- **What the task asks**: Identify each line below containing the string "글쓰기의" and copy it.

- **Record excerpts**:
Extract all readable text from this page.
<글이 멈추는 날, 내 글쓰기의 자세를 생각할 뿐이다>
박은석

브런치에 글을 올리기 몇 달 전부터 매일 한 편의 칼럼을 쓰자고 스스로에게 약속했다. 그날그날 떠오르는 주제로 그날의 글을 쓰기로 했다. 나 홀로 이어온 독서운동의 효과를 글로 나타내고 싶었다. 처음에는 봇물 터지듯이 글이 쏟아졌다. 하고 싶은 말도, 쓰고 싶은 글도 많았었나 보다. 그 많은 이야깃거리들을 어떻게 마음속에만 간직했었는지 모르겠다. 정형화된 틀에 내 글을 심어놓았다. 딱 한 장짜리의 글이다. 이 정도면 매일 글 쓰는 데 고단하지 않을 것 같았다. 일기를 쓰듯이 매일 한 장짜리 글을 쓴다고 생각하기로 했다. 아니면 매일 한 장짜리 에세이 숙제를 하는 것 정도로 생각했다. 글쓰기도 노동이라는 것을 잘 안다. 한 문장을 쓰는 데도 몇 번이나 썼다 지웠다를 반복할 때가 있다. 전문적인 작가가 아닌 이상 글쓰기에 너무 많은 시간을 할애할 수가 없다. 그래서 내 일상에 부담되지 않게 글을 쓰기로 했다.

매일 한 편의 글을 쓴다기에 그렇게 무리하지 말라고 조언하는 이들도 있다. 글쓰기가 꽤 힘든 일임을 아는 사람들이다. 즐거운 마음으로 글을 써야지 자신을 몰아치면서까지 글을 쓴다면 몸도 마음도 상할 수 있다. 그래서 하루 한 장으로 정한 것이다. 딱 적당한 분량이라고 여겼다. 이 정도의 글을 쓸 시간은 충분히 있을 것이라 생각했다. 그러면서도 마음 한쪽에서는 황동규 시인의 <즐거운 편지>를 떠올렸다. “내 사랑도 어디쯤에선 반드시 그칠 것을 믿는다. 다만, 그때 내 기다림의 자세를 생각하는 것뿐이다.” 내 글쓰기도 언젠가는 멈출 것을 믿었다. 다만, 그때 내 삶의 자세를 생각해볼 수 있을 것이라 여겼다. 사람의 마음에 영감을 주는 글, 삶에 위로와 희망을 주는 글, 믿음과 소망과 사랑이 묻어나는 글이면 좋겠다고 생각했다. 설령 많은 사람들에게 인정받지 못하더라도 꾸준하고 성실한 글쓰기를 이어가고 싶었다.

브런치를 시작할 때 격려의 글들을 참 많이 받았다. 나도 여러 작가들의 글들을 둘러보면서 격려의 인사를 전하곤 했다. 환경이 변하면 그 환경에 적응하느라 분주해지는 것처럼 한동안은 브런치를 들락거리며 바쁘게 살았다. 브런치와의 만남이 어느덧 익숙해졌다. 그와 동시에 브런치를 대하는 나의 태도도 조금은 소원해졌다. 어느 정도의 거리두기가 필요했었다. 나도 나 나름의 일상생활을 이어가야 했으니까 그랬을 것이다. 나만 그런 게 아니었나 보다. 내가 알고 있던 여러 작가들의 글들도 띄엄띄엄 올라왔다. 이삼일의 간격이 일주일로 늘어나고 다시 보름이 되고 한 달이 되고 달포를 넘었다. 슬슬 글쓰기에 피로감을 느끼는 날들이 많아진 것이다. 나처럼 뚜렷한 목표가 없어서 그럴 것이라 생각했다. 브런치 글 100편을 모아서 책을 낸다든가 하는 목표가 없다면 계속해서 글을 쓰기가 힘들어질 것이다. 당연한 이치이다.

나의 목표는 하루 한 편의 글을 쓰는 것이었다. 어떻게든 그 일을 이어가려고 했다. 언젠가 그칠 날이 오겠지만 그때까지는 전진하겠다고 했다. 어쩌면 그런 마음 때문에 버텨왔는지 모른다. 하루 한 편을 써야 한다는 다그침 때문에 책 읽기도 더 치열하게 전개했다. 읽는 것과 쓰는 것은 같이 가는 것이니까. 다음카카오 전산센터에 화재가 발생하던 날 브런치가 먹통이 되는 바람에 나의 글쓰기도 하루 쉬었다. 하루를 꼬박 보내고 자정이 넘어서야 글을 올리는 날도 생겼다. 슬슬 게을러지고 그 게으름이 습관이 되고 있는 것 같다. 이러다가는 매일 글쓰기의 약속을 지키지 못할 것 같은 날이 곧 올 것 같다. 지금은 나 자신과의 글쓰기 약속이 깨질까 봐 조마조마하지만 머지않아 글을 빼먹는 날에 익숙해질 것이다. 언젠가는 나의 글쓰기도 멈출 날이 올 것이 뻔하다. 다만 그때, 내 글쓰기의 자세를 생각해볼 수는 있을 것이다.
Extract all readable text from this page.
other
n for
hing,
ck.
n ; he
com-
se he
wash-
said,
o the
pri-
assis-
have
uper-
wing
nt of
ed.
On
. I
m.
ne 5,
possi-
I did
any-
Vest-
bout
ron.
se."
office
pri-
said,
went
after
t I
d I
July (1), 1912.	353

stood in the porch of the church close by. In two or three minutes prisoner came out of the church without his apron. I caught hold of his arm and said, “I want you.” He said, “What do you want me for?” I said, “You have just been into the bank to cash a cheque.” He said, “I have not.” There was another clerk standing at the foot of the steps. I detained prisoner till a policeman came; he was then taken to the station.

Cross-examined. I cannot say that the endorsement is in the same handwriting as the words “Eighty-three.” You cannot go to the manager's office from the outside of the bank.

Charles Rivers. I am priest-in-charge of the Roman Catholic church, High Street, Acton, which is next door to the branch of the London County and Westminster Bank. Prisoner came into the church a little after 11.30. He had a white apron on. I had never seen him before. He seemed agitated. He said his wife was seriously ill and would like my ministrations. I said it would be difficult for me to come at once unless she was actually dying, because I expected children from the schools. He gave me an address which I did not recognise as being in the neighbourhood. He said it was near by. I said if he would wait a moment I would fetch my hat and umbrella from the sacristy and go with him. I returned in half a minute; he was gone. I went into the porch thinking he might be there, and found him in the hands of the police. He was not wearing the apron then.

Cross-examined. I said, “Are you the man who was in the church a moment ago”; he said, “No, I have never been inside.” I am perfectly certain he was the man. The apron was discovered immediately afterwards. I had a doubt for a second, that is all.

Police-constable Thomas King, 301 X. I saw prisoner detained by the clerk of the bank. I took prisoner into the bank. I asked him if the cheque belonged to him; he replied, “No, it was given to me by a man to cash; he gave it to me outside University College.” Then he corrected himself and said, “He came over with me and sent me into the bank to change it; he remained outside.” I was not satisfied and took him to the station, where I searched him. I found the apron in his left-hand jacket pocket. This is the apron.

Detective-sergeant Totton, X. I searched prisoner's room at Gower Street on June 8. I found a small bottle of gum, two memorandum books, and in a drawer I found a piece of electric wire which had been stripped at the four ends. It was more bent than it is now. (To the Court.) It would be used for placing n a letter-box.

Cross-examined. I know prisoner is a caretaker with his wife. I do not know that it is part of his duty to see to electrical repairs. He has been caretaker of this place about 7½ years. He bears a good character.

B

- **Correct result**:
<글이 멈추는 날, 내 글쓰기의 자세를 생각할 뿐이다>
나의 목표는 하루 한 편의 글을 쓰는 것이었다. 어떻게든 그 일을 이어가려고 했다. 언젠가 그칠 날이 오겠지만 그때까지는 전진하겠다고 했다. 어쩌면 그런 마음 때문에 버텨왔는지 모른다. 하루 한 편을 써야 한다는 다그침 때문에 책 읽기도 더 치열하게 전개했다. 읽는 것과 쓰는 것은 같이 가는 것이니까. 다음카카오 전산센터에 화재가 발생하던 날 브런치가 먹통이 되는 바람에 나의 글쓰기도 하루 쉬었다. 하루를 꼬박 보내고 자정이 넘어서야 글을 올리는 날도 생겼다. 슬슬 게을러지고 그 게으름이 습관이 되고 있는 것 같다. 이러다가는 매일 글쓰기의 약속을 지키지 못할 것 같은 날이 곧 올 것 같다. 지금은 나 자신과의 글쓰기 약속이 깨질까 봐 조마조마하지만 머지않아 글을 빼먹는 날에 익숙해질 것이다. 언젠가는 나의 글쓰기도 멈출 날이 올 것이 뻔하다. 다만 그때, 내 글쓰기의 자세를 생각해볼 수는 있을 것이다.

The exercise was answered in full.